[Stored data entries]

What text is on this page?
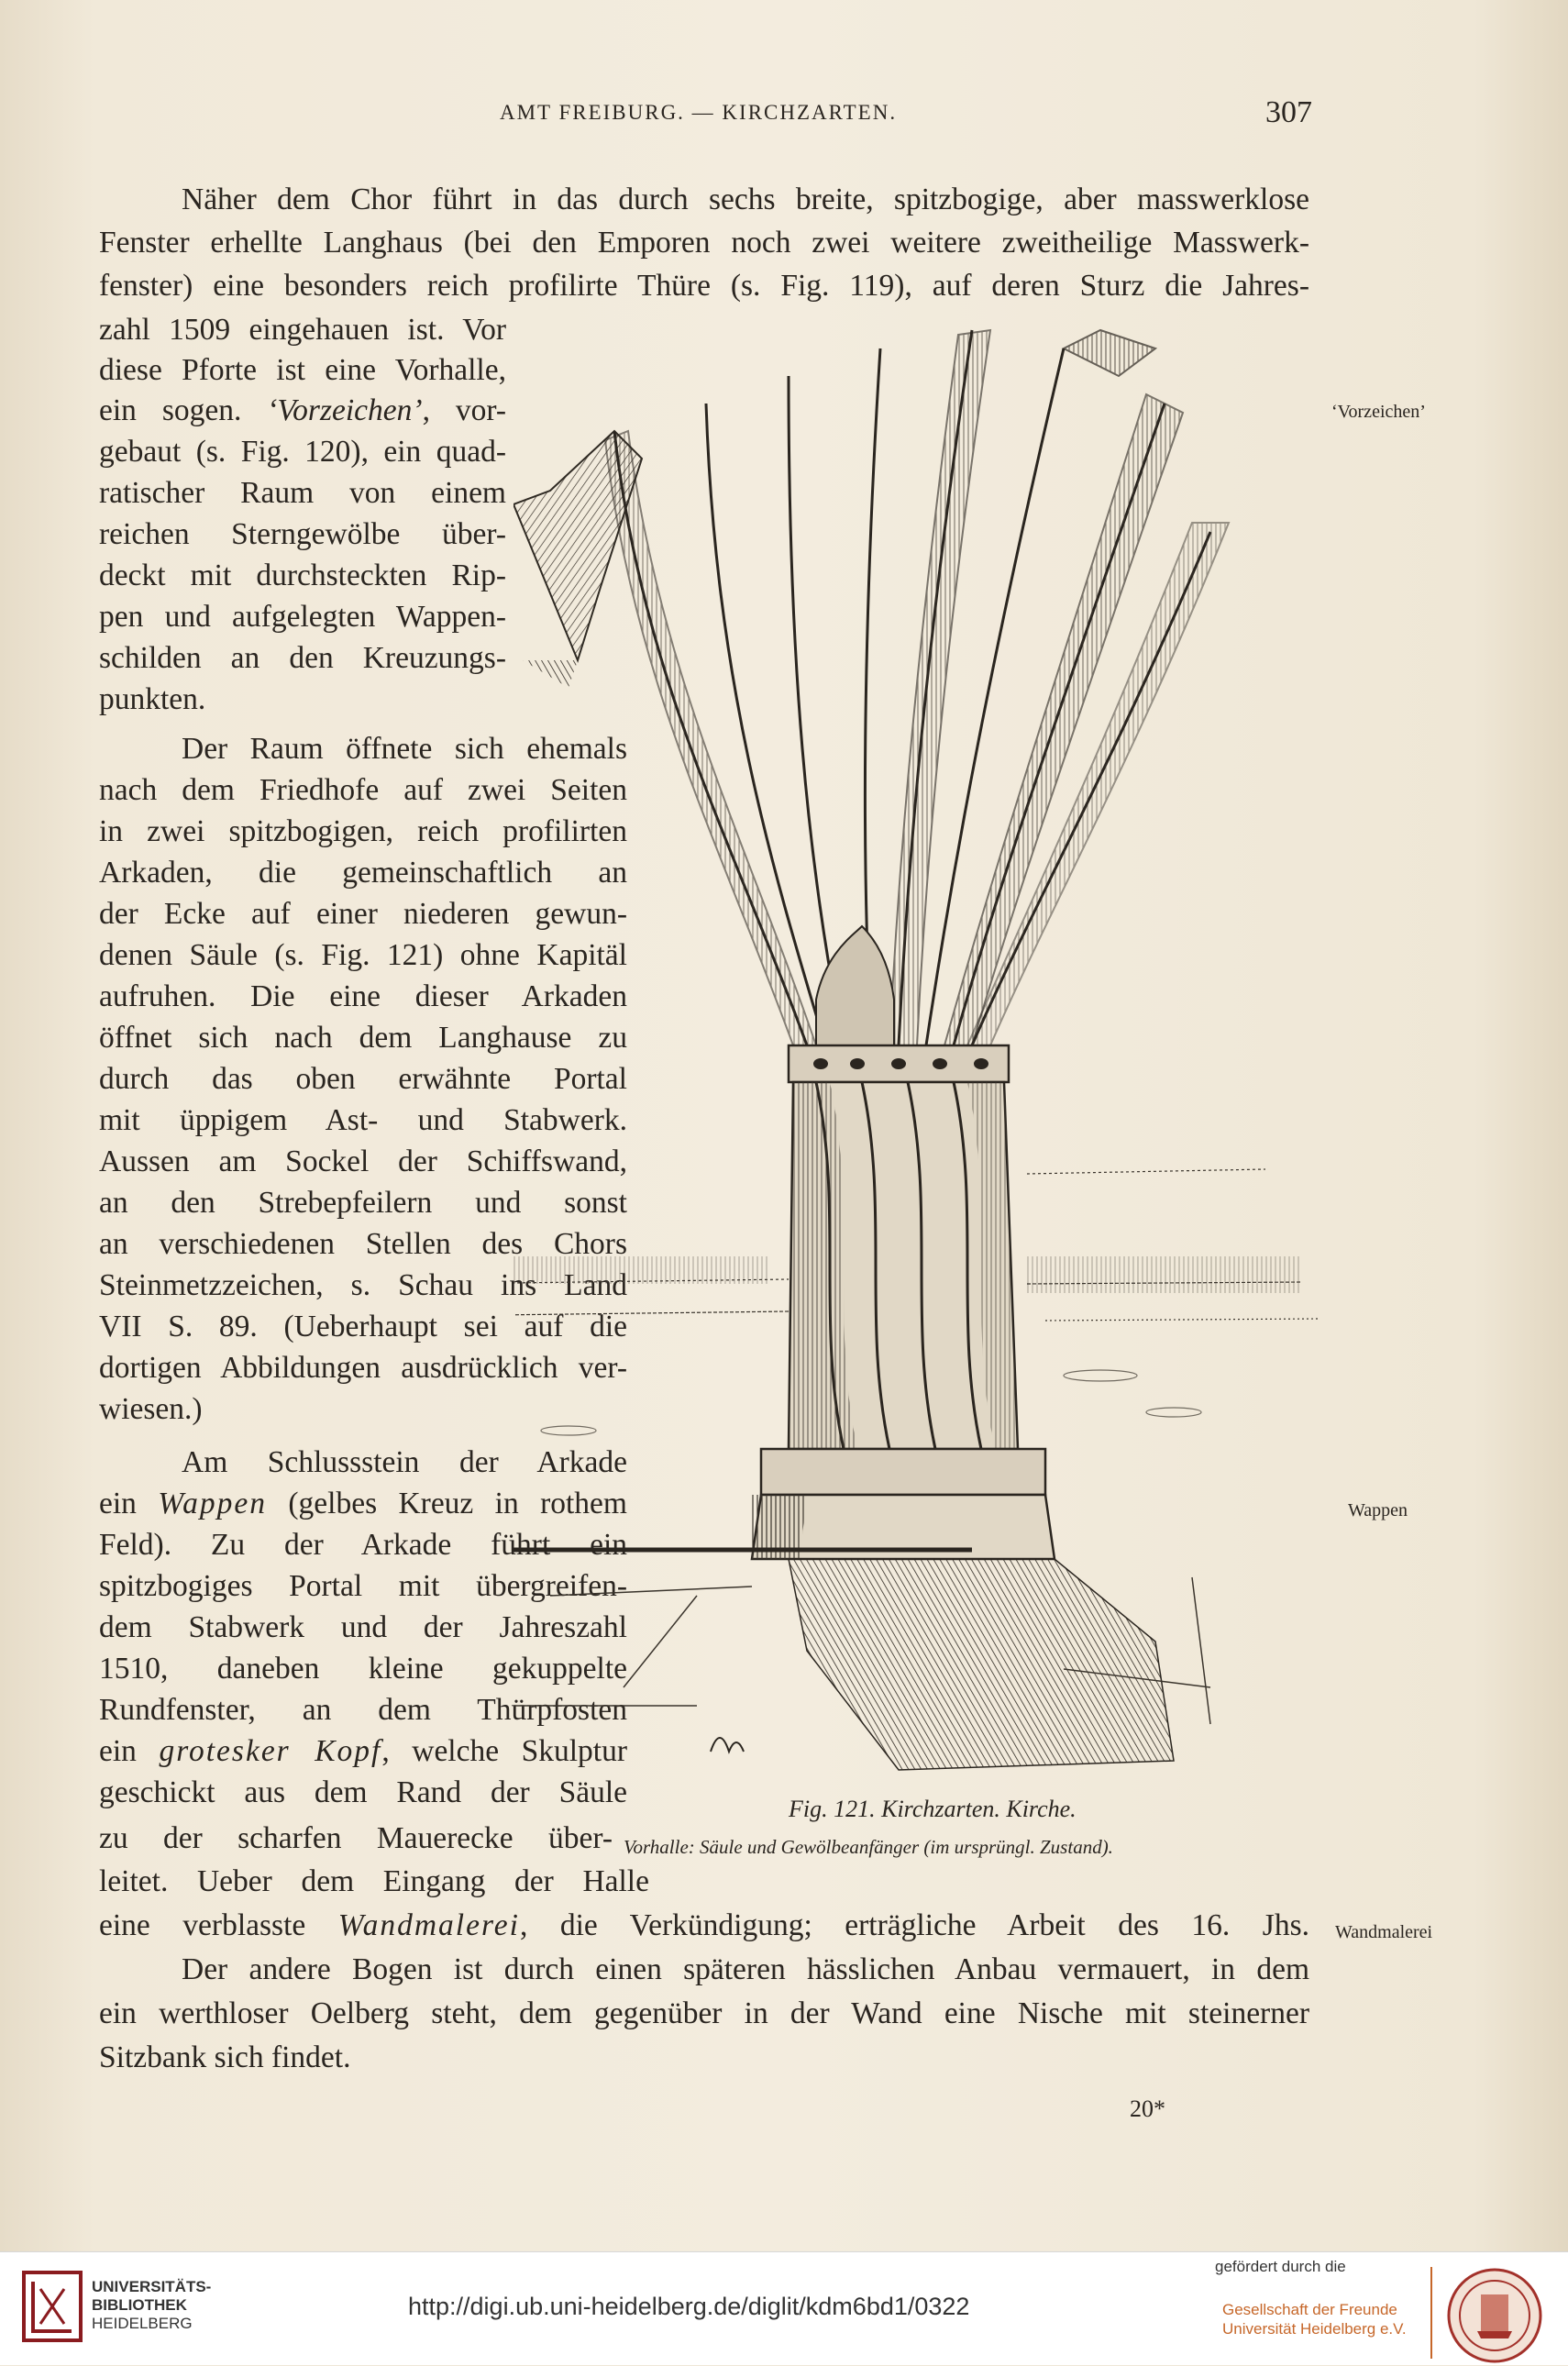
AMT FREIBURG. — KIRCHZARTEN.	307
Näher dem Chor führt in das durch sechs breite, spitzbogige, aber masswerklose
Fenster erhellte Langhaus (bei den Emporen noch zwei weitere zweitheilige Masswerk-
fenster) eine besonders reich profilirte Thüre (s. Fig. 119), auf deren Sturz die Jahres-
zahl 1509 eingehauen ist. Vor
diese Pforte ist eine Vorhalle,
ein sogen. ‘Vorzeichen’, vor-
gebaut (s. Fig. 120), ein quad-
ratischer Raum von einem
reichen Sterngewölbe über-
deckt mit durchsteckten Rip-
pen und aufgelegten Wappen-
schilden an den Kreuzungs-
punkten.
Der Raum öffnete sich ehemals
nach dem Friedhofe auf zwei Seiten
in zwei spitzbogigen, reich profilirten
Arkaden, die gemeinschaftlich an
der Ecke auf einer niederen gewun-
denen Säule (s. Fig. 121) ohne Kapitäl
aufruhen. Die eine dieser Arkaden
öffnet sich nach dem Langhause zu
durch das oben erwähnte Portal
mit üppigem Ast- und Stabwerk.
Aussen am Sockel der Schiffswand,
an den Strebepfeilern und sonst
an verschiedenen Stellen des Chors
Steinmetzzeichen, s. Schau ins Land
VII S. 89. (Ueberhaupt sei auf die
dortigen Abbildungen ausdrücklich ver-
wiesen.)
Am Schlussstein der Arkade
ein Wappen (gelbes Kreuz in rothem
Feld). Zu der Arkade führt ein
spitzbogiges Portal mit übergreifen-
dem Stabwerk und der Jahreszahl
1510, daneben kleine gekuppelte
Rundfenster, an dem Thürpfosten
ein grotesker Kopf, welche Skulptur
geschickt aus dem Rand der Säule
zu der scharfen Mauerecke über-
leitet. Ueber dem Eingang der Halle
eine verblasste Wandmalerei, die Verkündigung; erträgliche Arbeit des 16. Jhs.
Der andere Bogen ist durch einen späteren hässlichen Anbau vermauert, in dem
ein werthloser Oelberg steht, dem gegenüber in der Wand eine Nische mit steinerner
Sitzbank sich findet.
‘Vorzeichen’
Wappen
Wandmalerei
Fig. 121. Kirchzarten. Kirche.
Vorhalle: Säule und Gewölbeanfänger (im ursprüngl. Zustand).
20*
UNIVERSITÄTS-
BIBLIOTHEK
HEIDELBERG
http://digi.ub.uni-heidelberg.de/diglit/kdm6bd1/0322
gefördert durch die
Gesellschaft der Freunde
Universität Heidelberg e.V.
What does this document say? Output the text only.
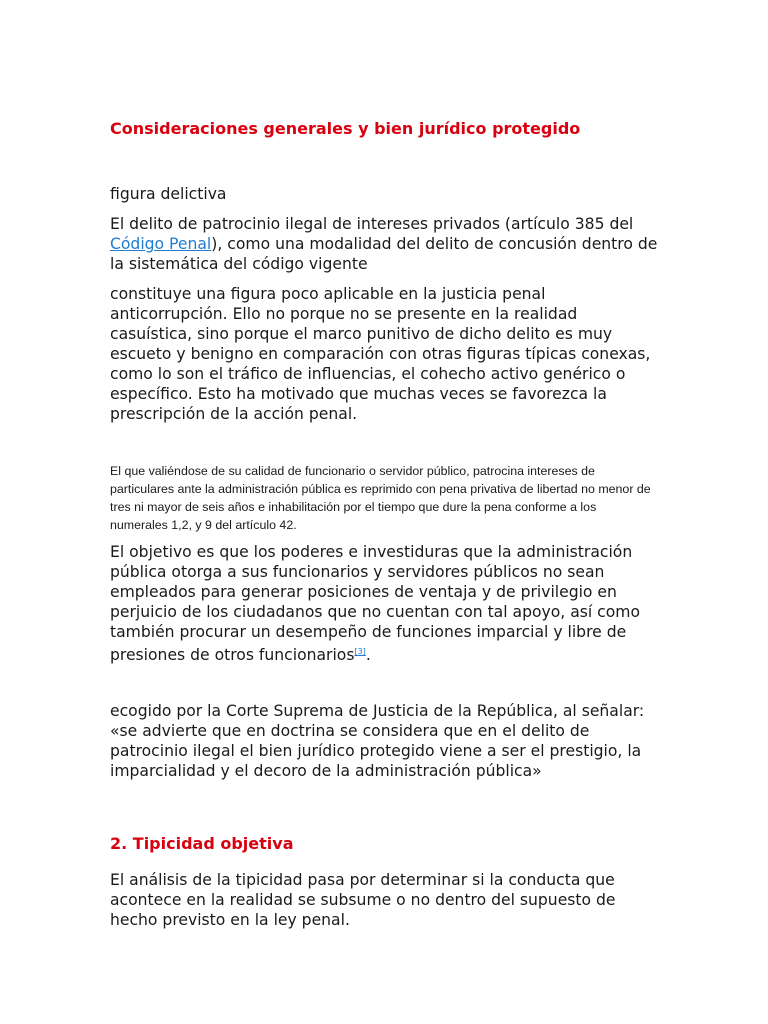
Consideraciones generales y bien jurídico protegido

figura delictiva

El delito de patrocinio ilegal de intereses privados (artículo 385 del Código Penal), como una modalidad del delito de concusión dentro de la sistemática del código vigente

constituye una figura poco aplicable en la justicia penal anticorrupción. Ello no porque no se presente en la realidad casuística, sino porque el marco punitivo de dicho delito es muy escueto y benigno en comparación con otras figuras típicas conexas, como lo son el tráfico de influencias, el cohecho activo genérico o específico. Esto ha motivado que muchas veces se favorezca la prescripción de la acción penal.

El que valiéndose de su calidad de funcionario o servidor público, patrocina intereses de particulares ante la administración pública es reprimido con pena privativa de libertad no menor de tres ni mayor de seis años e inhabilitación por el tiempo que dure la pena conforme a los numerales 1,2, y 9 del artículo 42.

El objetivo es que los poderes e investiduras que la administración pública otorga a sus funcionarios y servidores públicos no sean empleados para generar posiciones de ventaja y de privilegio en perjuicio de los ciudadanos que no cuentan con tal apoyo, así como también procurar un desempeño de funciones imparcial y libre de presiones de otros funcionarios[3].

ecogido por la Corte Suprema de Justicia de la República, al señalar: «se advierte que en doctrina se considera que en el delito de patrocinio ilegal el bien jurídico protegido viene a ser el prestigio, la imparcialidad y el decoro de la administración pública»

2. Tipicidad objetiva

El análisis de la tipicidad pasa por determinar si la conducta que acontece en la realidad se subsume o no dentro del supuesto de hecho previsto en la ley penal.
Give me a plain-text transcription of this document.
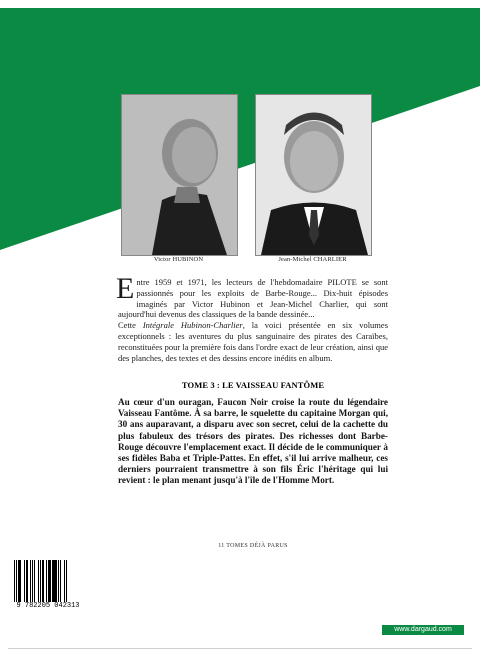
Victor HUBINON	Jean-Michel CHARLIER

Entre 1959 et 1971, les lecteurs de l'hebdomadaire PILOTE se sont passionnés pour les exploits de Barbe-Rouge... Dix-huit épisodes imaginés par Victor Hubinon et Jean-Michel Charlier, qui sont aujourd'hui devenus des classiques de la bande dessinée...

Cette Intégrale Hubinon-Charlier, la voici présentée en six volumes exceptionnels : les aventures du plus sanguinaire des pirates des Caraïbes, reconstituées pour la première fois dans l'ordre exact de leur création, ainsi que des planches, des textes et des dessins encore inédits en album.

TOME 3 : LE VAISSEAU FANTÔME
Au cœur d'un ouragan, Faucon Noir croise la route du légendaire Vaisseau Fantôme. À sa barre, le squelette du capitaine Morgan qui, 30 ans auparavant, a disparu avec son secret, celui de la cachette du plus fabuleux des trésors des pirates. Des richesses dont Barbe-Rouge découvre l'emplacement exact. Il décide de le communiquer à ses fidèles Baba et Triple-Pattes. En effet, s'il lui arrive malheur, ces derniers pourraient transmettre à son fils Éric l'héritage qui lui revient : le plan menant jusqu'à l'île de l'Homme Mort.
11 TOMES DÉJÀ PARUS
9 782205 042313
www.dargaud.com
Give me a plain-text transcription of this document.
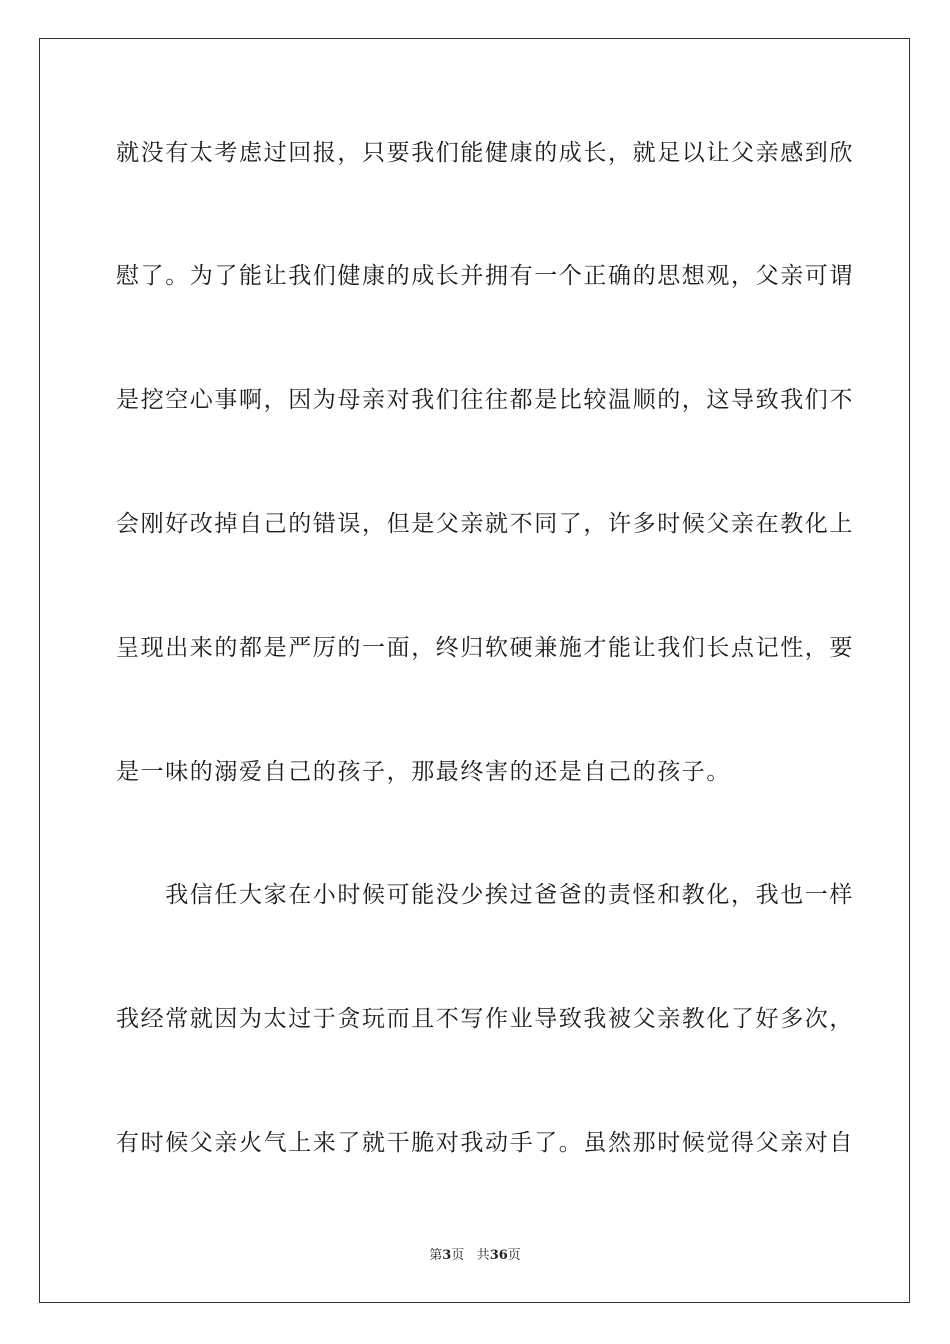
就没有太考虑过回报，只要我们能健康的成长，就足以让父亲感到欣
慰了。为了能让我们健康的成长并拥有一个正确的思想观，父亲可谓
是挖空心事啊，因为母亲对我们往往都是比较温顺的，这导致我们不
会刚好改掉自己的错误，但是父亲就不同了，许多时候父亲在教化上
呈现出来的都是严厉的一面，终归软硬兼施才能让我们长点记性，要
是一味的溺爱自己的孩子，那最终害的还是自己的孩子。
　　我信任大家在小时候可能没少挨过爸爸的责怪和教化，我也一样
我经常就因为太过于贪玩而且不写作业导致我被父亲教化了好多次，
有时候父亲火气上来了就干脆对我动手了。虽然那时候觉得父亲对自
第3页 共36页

■ INSTRUCTIONS TO FOLLOW: Counting only lines of the data above that hold "bien", report the total and nothing else.

■ OUTPUT FOR THIS EXERCISE: 2